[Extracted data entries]
Begin

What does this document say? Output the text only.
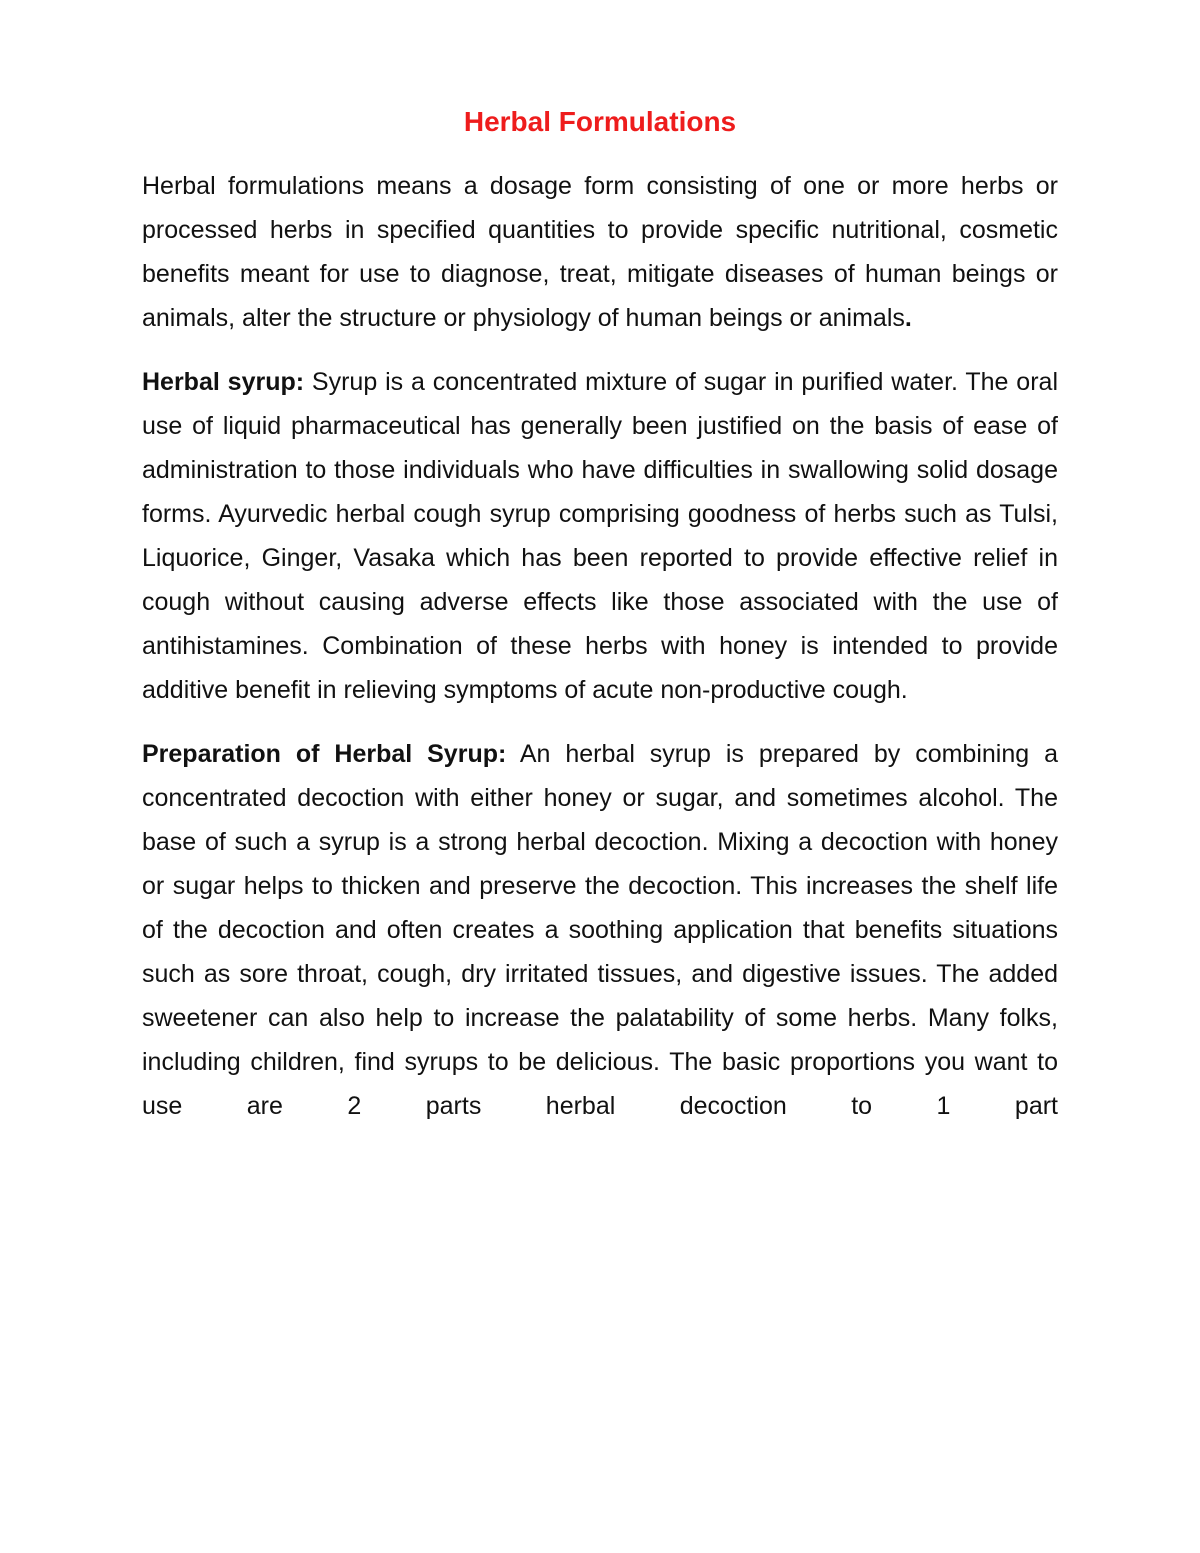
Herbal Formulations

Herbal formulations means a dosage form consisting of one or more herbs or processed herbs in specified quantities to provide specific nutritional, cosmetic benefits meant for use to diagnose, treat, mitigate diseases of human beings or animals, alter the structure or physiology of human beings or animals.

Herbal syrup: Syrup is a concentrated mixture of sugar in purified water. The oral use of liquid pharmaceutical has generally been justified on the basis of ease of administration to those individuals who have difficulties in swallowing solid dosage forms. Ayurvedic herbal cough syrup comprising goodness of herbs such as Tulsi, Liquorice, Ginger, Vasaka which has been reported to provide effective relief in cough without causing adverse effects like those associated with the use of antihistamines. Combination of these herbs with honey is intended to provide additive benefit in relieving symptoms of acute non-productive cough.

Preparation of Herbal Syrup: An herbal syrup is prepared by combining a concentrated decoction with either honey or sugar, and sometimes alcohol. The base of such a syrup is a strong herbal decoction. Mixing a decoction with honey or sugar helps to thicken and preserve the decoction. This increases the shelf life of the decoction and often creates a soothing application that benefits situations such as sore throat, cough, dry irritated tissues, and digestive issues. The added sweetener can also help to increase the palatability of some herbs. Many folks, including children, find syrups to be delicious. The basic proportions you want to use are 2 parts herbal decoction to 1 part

End

PROBLEM: With the pictures omitted, reproduce the records in full and exactly.

RESULT FOR THIS TASK:
What does this document say? Output the text only.
Herbal Formulations

Herbal formulations means a dosage form consisting of one or more herbs or processed herbs in specified quantities to provide specific nutritional, cosmetic benefits meant for use to diagnose, treat, mitigate diseases of human beings or animals, alter the structure or physiology of human beings or animals.

Herbal syrup: Syrup is a concentrated mixture of sugar in purified water. The oral use of liquid pharmaceutical has generally been justified on the basis of ease of administration to those individuals who have difficulties in swallowing solid dosage forms. Ayurvedic herbal cough syrup comprising goodness of herbs such as Tulsi, Liquorice, Ginger, Vasaka which has been reported to provide effective relief in cough without causing adverse effects like those associated with the use of antihistamines. Combination of these herbs with honey is intended to provide additive benefit in relieving symptoms of acute non-productive cough.

Preparation of Herbal Syrup: An herbal syrup is prepared by combining a concentrated decoction with either honey or sugar, and sometimes alcohol. The base of such a syrup is a strong herbal decoction. Mixing a decoction with honey or sugar helps to thicken and preserve the decoction. This increases the shelf life of the decoction and often creates a soothing application that benefits situations such as sore throat, cough, dry irritated tissues, and digestive issues. The added sweetener can also help to increase the palatability of some herbs. Many folks, including children, find syrups to be delicious. The basic proportions you want to use are 2 parts herbal decoction to 1 part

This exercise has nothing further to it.